Selected excerpt -
In addition to providing you with discounts – and providing your insurance company with information about you – the system would also make recommendations for a healthier diet. It would run each item you purchase through the U.S. Department of Agriculture’s National Nutrient Database, to provide you with a “nutrition receipt”. If your purchases have too many unhealthy ingredients, or are lacking in certain nutrients, ValueMe will tell you what kind of products you might consider next time, in order to achieve a more balanced diet.

While ValueMe would be the first program to analyze each and every item on your grocery list, it’s not the first to reward you for making healthy purchases. Several health plans offer discounts on produce, whole-grain bread and other healthy items, though they don’t necessarily penalize you for failing to do so.

But privacy advocates might wonder how much we really want our health insurance companies to know about what we’re buying at the grocery store? Is it worth letting them stick their noses into your pantry, in exchange for coupons and discounts and friendly advice? British shoppers were alarmed several years ago, when it was reported that the government was in talks with supermarkets to share their loyalty card data. Shoppers whose purchase history showed they bought too many unhealthy items might receive notices from the government-run health care program about improving their diet.

Kind of creepy. And yet several studies have shown that coupons and discounts for healthy food actually do have an effect on improving people’s diets – whether they’re provided by nosy insurance companies or not.

So for the founders of ValueMe, it seems their hearts are in the right place. Even if their noses might not be.

Extracted records -
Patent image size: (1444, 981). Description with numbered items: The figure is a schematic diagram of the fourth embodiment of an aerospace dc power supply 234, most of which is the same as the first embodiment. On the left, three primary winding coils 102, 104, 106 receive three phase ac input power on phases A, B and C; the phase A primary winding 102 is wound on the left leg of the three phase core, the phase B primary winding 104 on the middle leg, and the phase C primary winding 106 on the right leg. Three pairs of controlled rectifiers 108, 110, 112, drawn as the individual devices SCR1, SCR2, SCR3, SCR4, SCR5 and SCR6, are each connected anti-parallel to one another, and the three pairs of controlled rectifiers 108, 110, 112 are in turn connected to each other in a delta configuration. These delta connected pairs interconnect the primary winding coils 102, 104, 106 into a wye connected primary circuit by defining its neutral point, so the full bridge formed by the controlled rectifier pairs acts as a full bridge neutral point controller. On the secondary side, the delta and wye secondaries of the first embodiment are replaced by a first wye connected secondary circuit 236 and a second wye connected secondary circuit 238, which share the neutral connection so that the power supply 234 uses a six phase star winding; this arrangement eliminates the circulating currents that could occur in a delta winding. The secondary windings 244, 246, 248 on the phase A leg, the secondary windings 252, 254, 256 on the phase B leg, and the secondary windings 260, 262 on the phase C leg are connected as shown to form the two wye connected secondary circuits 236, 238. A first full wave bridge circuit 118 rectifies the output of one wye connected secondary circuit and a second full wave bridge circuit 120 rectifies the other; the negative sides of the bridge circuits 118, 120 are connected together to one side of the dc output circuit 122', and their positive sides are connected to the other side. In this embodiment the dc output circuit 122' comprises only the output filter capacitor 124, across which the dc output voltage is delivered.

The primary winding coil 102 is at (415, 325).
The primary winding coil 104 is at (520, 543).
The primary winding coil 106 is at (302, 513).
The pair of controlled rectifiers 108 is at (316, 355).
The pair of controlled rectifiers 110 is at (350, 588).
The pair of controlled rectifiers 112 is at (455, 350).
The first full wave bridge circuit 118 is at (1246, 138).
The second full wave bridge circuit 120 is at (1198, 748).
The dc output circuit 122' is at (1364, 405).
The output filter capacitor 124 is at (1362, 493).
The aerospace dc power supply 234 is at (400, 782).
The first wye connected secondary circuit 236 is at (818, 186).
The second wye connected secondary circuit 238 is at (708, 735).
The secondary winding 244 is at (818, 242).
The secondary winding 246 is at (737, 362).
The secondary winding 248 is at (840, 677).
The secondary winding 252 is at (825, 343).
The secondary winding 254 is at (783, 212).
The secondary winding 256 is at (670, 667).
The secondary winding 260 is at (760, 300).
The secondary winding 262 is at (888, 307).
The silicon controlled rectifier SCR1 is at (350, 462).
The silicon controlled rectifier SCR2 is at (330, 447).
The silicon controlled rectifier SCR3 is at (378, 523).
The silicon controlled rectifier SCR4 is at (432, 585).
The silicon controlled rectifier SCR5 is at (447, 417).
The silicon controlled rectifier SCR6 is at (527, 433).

Set exercise A -
Please write out the ValueMe passage between "Kind of creepy." and "companies or not.", inclusive, word for word.
Set exercise B -
Update the rows between the first line and the line holding "The primary winding coil 106", inclusive, changing "embodiment" to "version" and leaving everything else unchanged. Return only those lines.

Answer A -
Kind of creepy. And yet several studies have shown that coupons and discounts for healthy food actually do have an effect on improving people’s diets – whether they’re provided by nosy insurance companies or not.

Answer B -
Patent image size: (1444, 981). Description with numbered items: The figure is a schematic diagram of the fourth version of an aerospace dc power supply 234, most of which is the same as the first version. On the left, three primary winding coils 102, 104, 106 receive three phase ac input power on phases A, B and C; the phase A primary winding 102 is wound on the left leg of the three phase core, the phase B primary winding 104 on the middle leg, and the phase C primary winding 106 on the right leg. Three pairs of controlled rectifiers 108, 110, 112, drawn as the individual devices SCR1, SCR2, SCR3, SCR4, SCR5 and SCR6, are each connected anti-parallel to one another, and the three pairs of controlled rectifiers 108, 110, 112 are in turn connected to each other in a delta configuration. These delta connected pairs interconnect the primary winding coils 102, 104, 106 into a wye connected primary circuit by defining its neutral point, so the full bridge formed by the controlled rectifier pairs acts as a full bridge neutral point controller. On the secondary side, the delta and wye secondaries of the first version are replaced by a first wye connected secondary circuit 236 and a second wye connected secondary circuit 238, which share the neutral connection so that the power supply 234 uses a six phase star winding; this arrangement eliminates the circulating currents that could occur in a delta winding. The secondary windings 244, 246, 248 on the phase A leg, the secondary windings 252, 254, 256 on the phase B leg, and the secondary windings 260, 262 on the phase C leg are connected as shown to form the two wye connected secondary circuits 236, 238. A first full wave bridge circuit 118 rectifies the output of one wye connected secondary circuit and a second full wave bridge circuit 120 rectifies the other; the negative sides of the bridge circuits 118, 120 are connected together to one side of the dc output circuit 122', and their positive sides are connected to the other side. In this version the dc output circuit 122' comprises only the output filter capacitor 124, across which the dc output voltage is delivered.

The primary winding coil 102 is at (415, 325).
The primary winding coil 104 is at (520, 543).
The primary winding coil 106 is at (302, 513).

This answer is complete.